* BEGIN RECORDS TO USE *

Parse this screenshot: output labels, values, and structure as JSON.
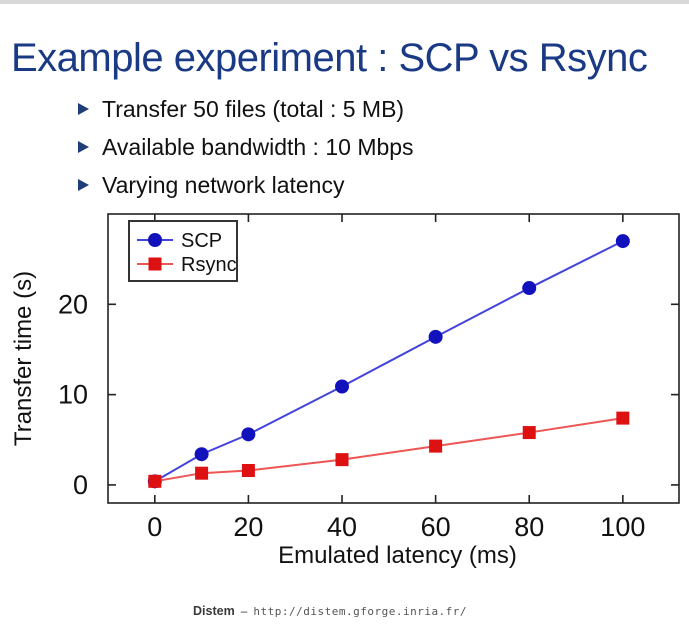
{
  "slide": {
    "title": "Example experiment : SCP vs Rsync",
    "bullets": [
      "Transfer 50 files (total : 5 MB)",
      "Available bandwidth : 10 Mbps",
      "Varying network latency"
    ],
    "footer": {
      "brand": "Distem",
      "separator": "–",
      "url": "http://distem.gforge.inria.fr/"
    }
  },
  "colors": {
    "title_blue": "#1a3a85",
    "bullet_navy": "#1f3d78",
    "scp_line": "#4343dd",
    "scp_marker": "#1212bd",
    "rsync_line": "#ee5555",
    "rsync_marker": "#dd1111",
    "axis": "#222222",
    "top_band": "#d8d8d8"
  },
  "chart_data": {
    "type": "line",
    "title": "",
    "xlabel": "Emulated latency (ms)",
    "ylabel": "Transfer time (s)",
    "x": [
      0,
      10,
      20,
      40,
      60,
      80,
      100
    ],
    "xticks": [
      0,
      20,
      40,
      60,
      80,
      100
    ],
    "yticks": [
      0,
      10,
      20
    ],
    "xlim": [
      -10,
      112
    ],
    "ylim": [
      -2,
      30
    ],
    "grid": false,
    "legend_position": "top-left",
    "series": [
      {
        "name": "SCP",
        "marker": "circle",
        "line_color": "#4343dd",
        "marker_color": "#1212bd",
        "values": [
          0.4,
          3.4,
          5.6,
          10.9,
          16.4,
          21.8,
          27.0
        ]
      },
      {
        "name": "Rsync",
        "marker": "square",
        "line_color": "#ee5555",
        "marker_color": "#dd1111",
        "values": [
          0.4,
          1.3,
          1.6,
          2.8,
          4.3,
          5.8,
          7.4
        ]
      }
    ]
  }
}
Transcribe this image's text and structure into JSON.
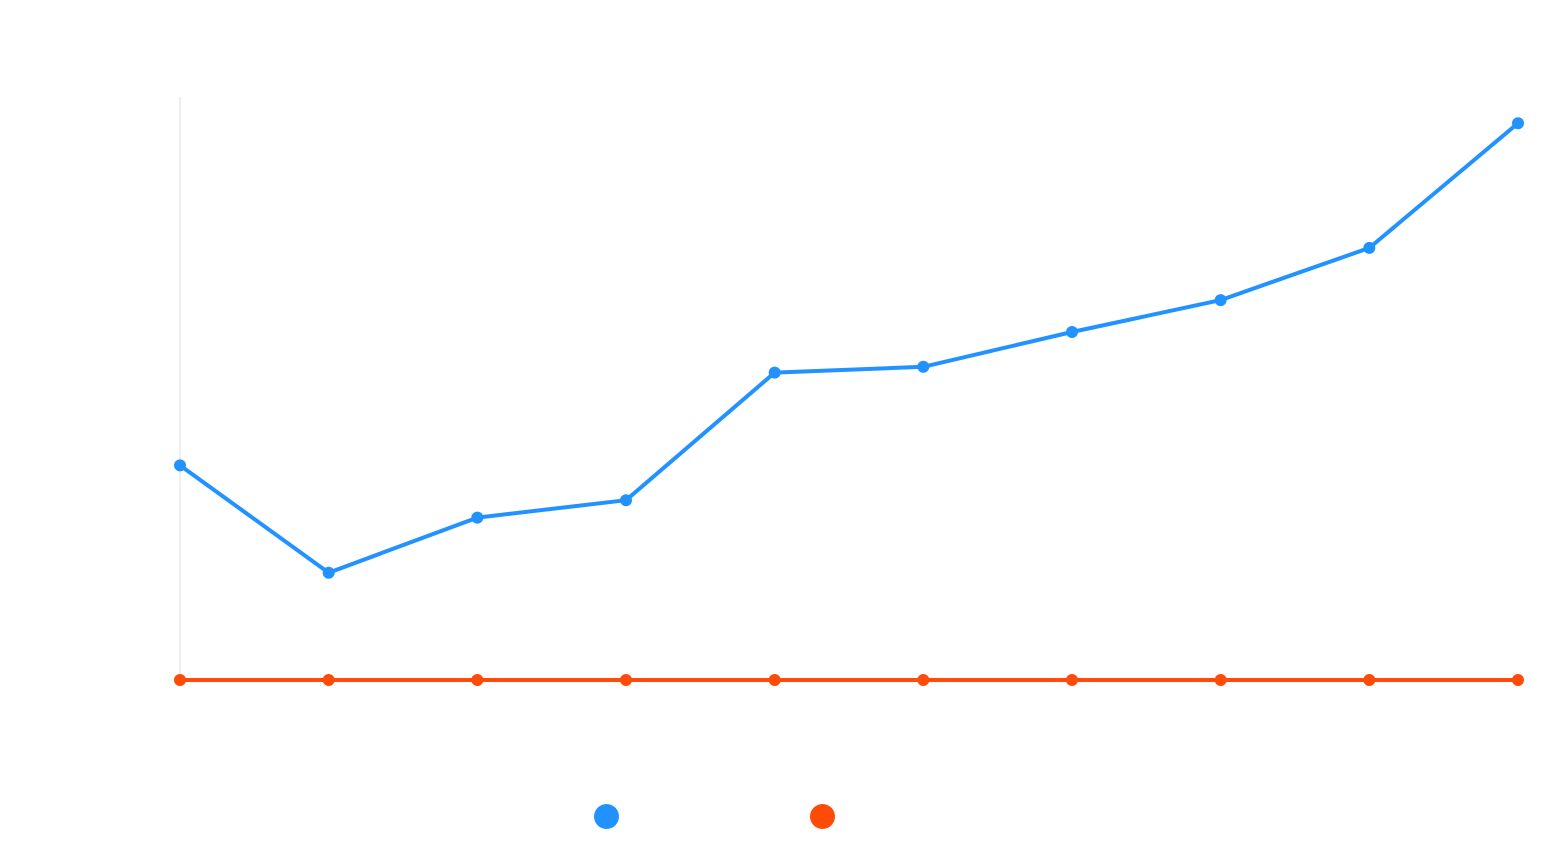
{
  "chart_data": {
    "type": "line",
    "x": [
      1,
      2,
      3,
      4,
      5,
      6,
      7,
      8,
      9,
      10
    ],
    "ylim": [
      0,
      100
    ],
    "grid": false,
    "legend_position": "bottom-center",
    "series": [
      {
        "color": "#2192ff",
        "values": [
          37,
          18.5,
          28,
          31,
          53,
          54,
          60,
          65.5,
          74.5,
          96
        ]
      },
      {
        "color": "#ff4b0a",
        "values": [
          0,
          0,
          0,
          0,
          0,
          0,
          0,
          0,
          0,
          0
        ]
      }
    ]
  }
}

* END RECORDS TO USE *

SHORT EXERCISE:
Set down all the data again exactly as above, pictures excluded.

SOLUTION TO THIS EXERCISE:
Parse this screenshot: output labels, values, and structure as JSON.
{
  "slide": {
    "title": "Example experiment : SCP vs Rsync",
    "bullets": [
      "Transfer 50 files (total : 5 MB)",
      "Available bandwidth : 10 Mbps",
      "Varying network latency"
    ],
    "footer": {
      "brand": "Distem",
      "separator": "–",
      "url": "http://distem.gforge.inria.fr/"
    }
  },
  "colors": {
    "title_blue": "#1a3a85",
    "bullet_navy": "#1f3d78",
    "scp_line": "#4343dd",
    "scp_marker": "#1212bd",
    "rsync_line": "#ee5555",
    "rsync_marker": "#dd1111",
    "axis": "#222222",
    "top_band": "#d8d8d8"
  },
  "chart_data": {
    "type": "line",
    "title": "",
    "xlabel": "Emulated latency (ms)",
    "ylabel": "Transfer time (s)",
    "x": [
      0,
      10,
      20,
      40,
      60,
      80,
      100
    ],
    "xticks": [
      0,
      20,
      40,
      60,
      80,
      100
    ],
    "yticks": [
      0,
      10,
      20
    ],
    "xlim": [
      -10,
      112
    ],
    "ylim": [
      -2,
      30
    ],
    "grid": false,
    "legend_position": "top-left",
    "series": [
      {
        "name": "SCP",
        "marker": "circle",
        "line_color": "#4343dd",
        "marker_color": "#1212bd",
        "values": [
          0.4,
          3.4,
          5.6,
          10.9,
          16.4,
          21.8,
          27.0
        ]
      },
      {
        "name": "Rsync",
        "marker": "square",
        "line_color": "#ee5555",
        "marker_color": "#dd1111",
        "values": [
          0.4,
          1.3,
          1.6,
          2.8,
          4.3,
          5.8,
          7.4
        ]
      }
    ]
  }
}
Transcribe this image's text and structure into JSON.
{
  "chart_data": {
    "type": "line",
    "x": [
      1,
      2,
      3,
      4,
      5,
      6,
      7,
      8,
      9,
      10
    ],
    "ylim": [
      0,
      100
    ],
    "grid": false,
    "legend_position": "bottom-center",
    "series": [
      {
        "color": "#2192ff",
        "values": [
          37,
          18.5,
          28,
          31,
          53,
          54,
          60,
          65.5,
          74.5,
          96
        ]
      },
      {
        "color": "#ff4b0a",
        "values": [
          0,
          0,
          0,
          0,
          0,
          0,
          0,
          0,
          0,
          0
        ]
      }
    ]
  }
}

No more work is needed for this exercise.